* [PROBLEM STATEMENT]: Find and return each line containing "transaction".

* [DATA SUPPLIED]:
>> Begin

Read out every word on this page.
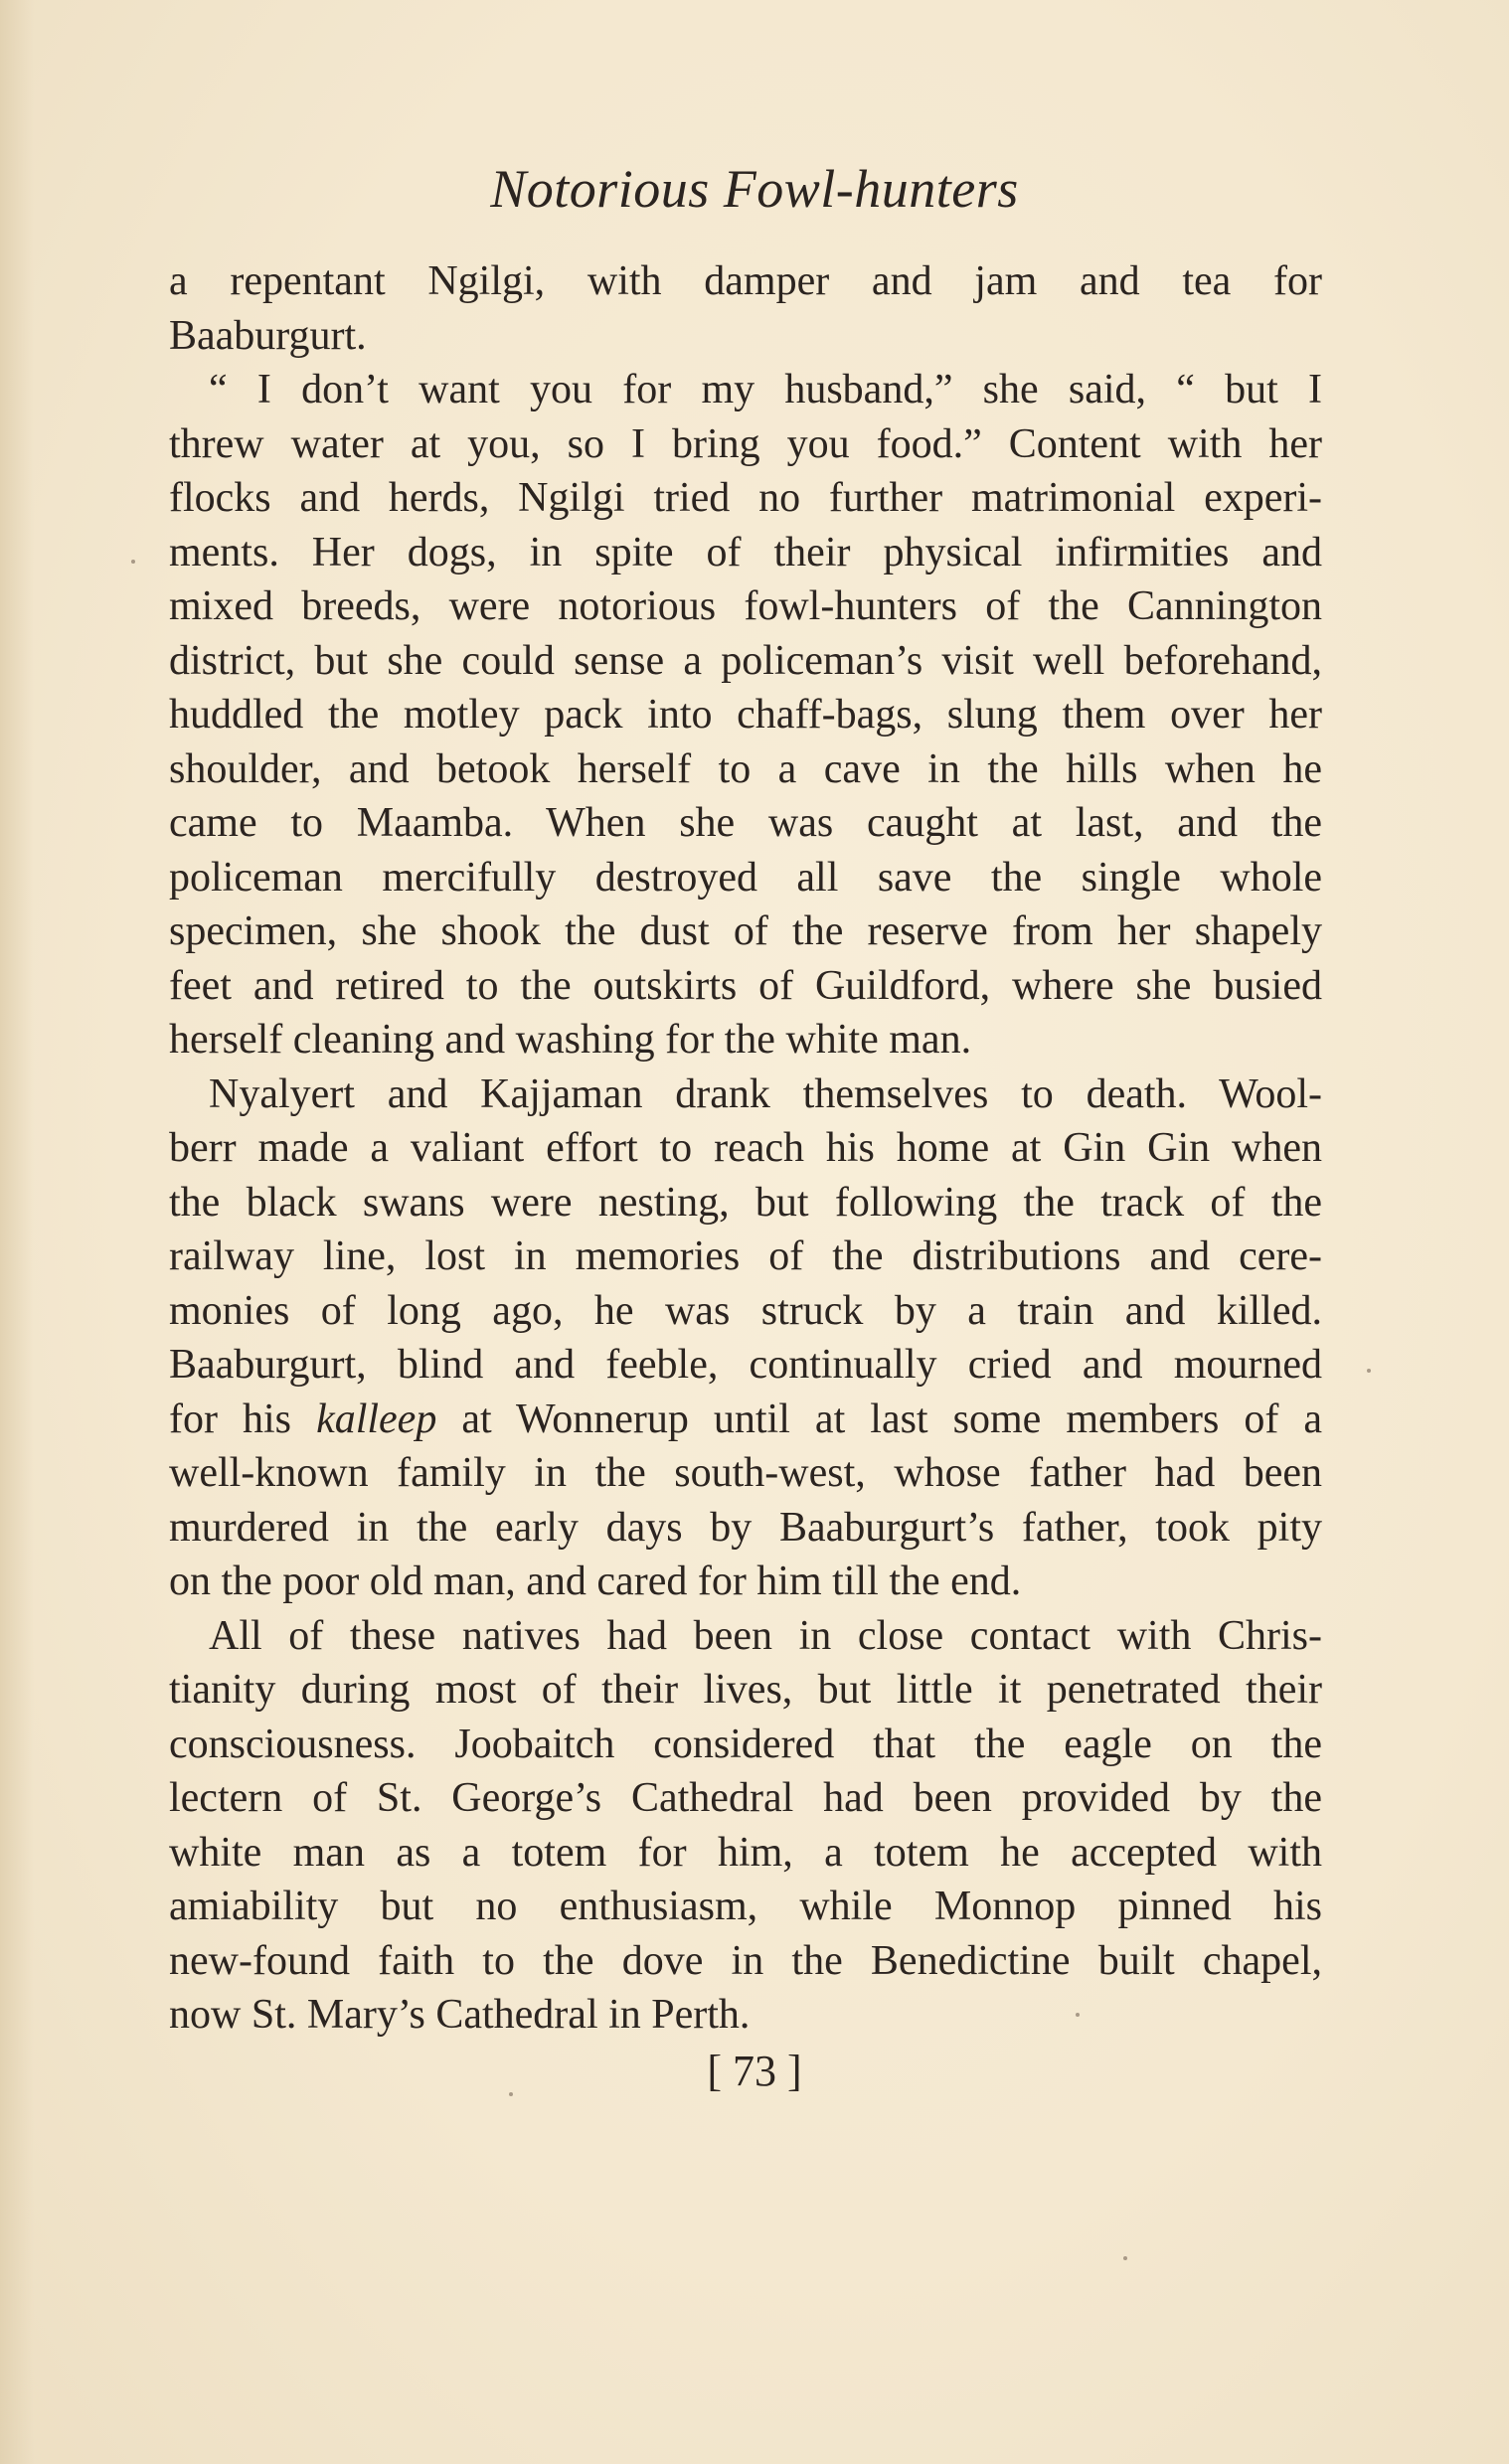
Notorious Fowl-hunters
a repentant Ngilgi, with damper and jam and tea for
Baaburgurt.
“ I don’t want you for my husband,” she said, “ but I
threw water at you, so I bring you food.” Content with her
flocks and herds, Ngilgi tried no further matrimonial experi-
ments. Her dogs, in spite of their physical infirmities and
mixed breeds, were notorious fowl-hunters of the Cannington
district, but she could sense a policeman’s visit well beforehand,
huddled the motley pack into chaff-bags, slung them over her
shoulder, and betook herself to a cave in the hills when he
came to Maamba. When she was caught at last, and the
policeman mercifully destroyed all save the single whole
specimen, she shook the dust of the reserve from her shapely
feet and retired to the outskirts of Guildford, where she busied
herself cleaning and washing for the white man.
Nyalyert and Kajjaman drank themselves to death. Wool-
berr made a valiant effort to reach his home at Gin Gin when
the black swans were nesting, but following the track of the
railway line, lost in memories of the distributions and cere-
monies of long ago, he was struck by a train and killed.
Baaburgurt, blind and feeble, continually cried and mourned
for his kalleep at Wonnerup until at last some members of a
well-known family in the south-west, whose father had been
murdered in the early days by Baaburgurt’s father, took pity
on the poor old man, and cared for him till the end.
All of these natives had been in close contact with Chris-
tianity during most of their lives, but little it penetrated their
consciousness. Joobaitch considered that the eagle on the
lectern of St. George’s Cathedral had been provided by the
white man as a totem for him, a totem he accepted with
amiability but no enthusiasm, while Monnop pinned his
new-found faith to the dove in the Benedictine built chapel,
now St. Mary’s Cathedral in Perth.
[ 73 ]
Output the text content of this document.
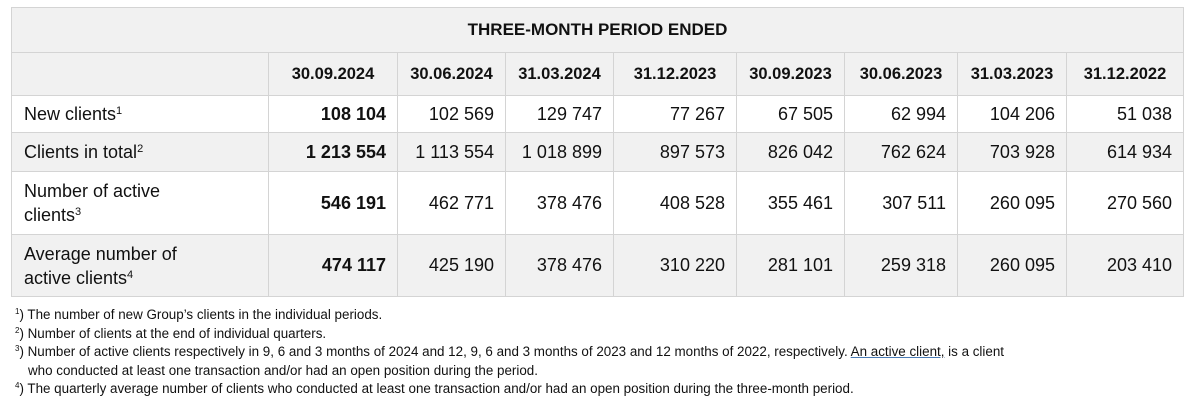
THREE-MONTH PERIOD ENDED								
	30.09.2024	30.06.2024	31.03.2024	31.12.2023	30.09.2023	30.06.2023	31.03.2023	31.12.2022
New clients$^1$	108 104	102 569	129 747	77 267	67 505	62 994	104 206	51 038
Clients in total$^2$	1 213 554	1 113 554	1 018 899	897 573	826 042	762 624	703 928	614 934
Number of active
clients$^3$	546 191	462 771	378 476	408 528	355 461	307 511	260 095	270 560
Average number of
active clients$^4$	474 117	425 190	378 476	310 220	281 101	259 318	260 095	203 410
$^1$) The number of new Group’s clients in the individual periods.
$^2$) Number of clients at the end of individual quarters.
$^3$) Number of active clients respectively in 9, 6 and 3 months of 2024 and 12, 9, 6 and 3 months of 2023 and 12 months of 2022, respectively. An active client, is a client
who conducted at least one transaction and/or had an open position during the period.
$^4$) The quarterly average number of clients who conducted at least one transaction and/or had an open position during the three-month period.
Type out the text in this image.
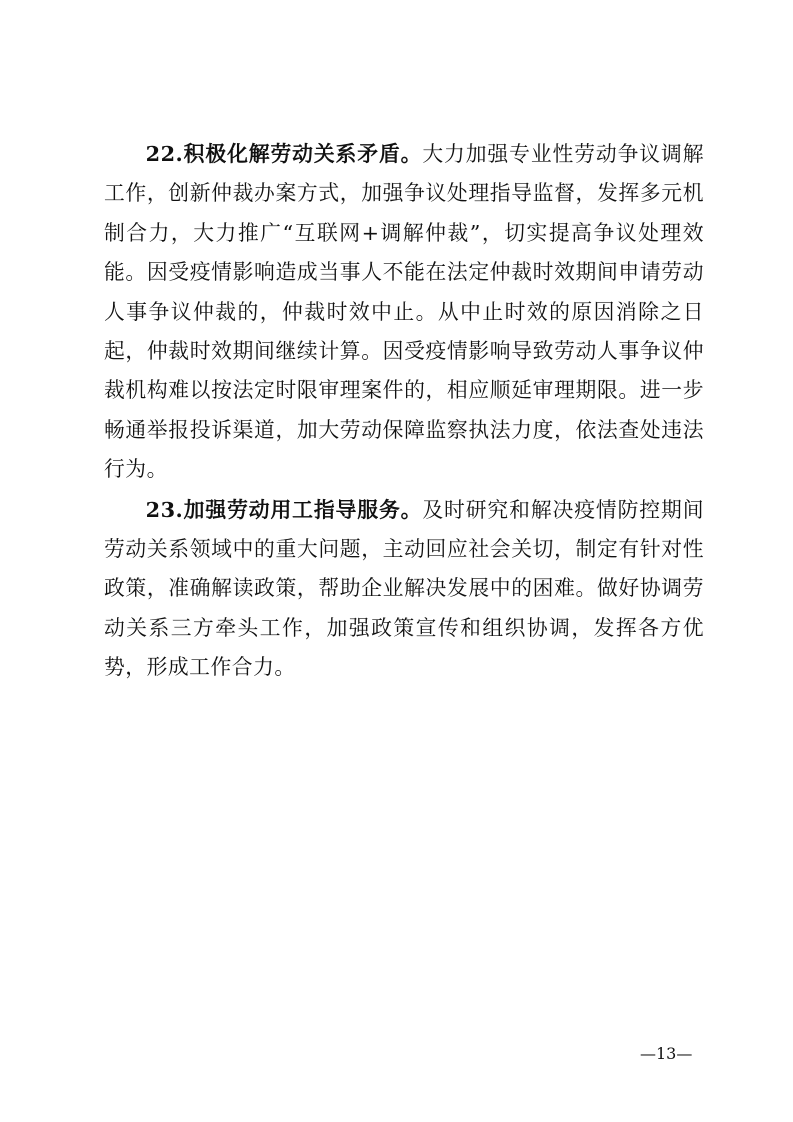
22.积极化解劳动关系矛盾。大力加强专业性劳动争议调解工作，创新仲裁办案方式，加强争议处理指导监督，发挥多元机制合力，大力推广“互联网+调解仲裁”，切实提高争议处理效能。因受疫情影响造成当事人不能在法定仲裁时效期间申请劳动人事争议仲裁的，仲裁时效中止。从中止时效的原因消除之日起，仲裁时效期间继续计算。因受疫情影响导致劳动人事争议仲裁机构难以按法定时限审理案件的，相应顺延审理期限。进一步畅通举报投诉渠道，加大劳动保障监察执法力度，依法查处违法行为。

23.加强劳动用工指导服务。及时研究和解决疫情防控期间劳动关系领域中的重大问题，主动回应社会关切，制定有针对性政策，准确解读政策，帮助企业解决发展中的困难。做好协调劳动关系三方牵头工作，加强政策宣传和组织协调，发挥各方优势，形成工作合力。

—13—
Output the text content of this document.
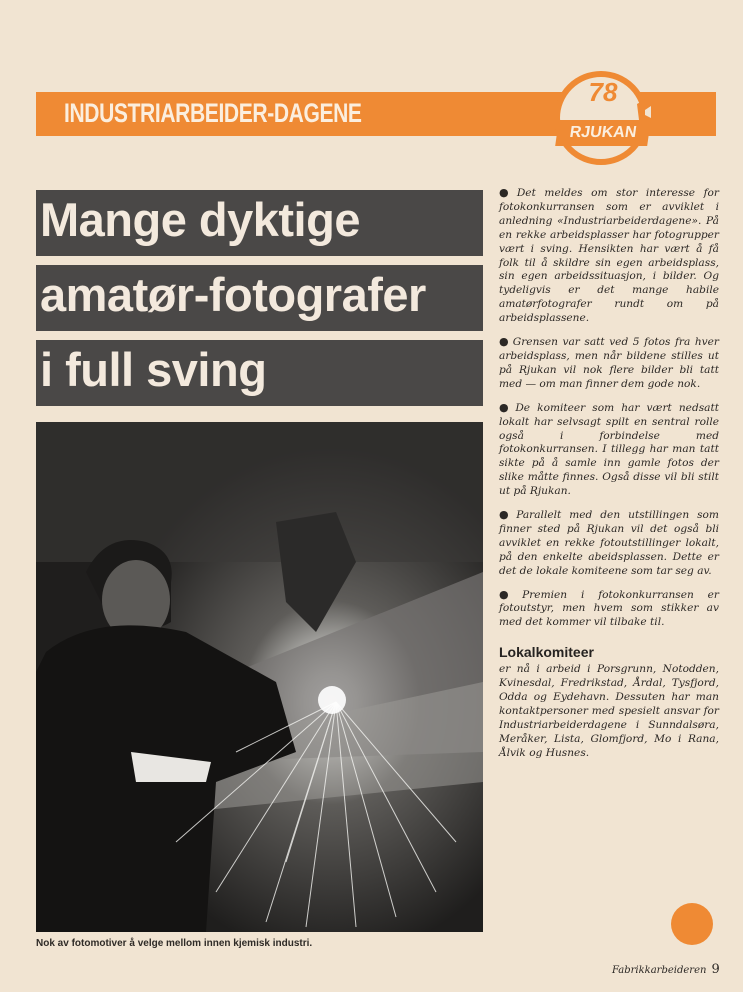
INDUSTRIARBEIDER-DAGENE
78
RJUKAN
Mange dyktige
amatør-fotografer
i full sving
Nok av fotomotiver å velge mellom innen kjemisk industri.

● Det meldes om stor interesse for fotokonkurransen som er avviklet i anledning «Industriarbeiderdagene». På en rekke arbeidsplasser har fotogrupper vært i sving. Hensikten har vært å få folk til å skildre sin egen arbeidsplass, sin egen arbeidssituasjon, i bilder. Og tydeligvis er det mange habile amatørfotografer rundt om på arbeidsplassene.

● Grensen var satt ved 5 fotos fra hver arbeidsplass, men når bildene stilles ut på Rjukan vil nok flere bilder bli tatt med — om man finner dem gode nok.

● De komiteer som har vært nedsatt lokalt har selvsagt spilt en sentral rolle også i forbindelse med fotokonkurransen. I tillegg har man tatt sikte på å samle inn gamle fotos der slike måtte finnes. Også disse vil bli stilt ut på Rjukan.

● Parallelt med den utstillingen som finner sted på Rjukan vil det også bli avviklet en rekke fotoutstillinger lokalt, på den enkelte abeidsplassen. Dette er det de lokale komiteene som tar seg av.

● Premien i fotokonkurransen er fotoutstyr, men hvem som stikker av med det kommer vil tilbake til.

Lokalkomiteer

er nå i arbeid i Porsgrunn, Notodden, Kvinesdal, Fredrikstad, Årdal, Tysfjord, Odda og Eydehavn. Dessuten har man kontaktpersoner med spesielt ansvar for Industriarbeiderdagene i Sunndalsøra, Meråker, Lista, Glomfjord, Mo i Rana, Ålvik og Husnes.

Fabrikkarbeideren 9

>> End

* [THE OUTPUT]:
who conducted at least one transaction and/or had an open position during the period.
$^4$) The quarterly average number of clients who conducted at least one transaction and/or had an open position during the three-month period.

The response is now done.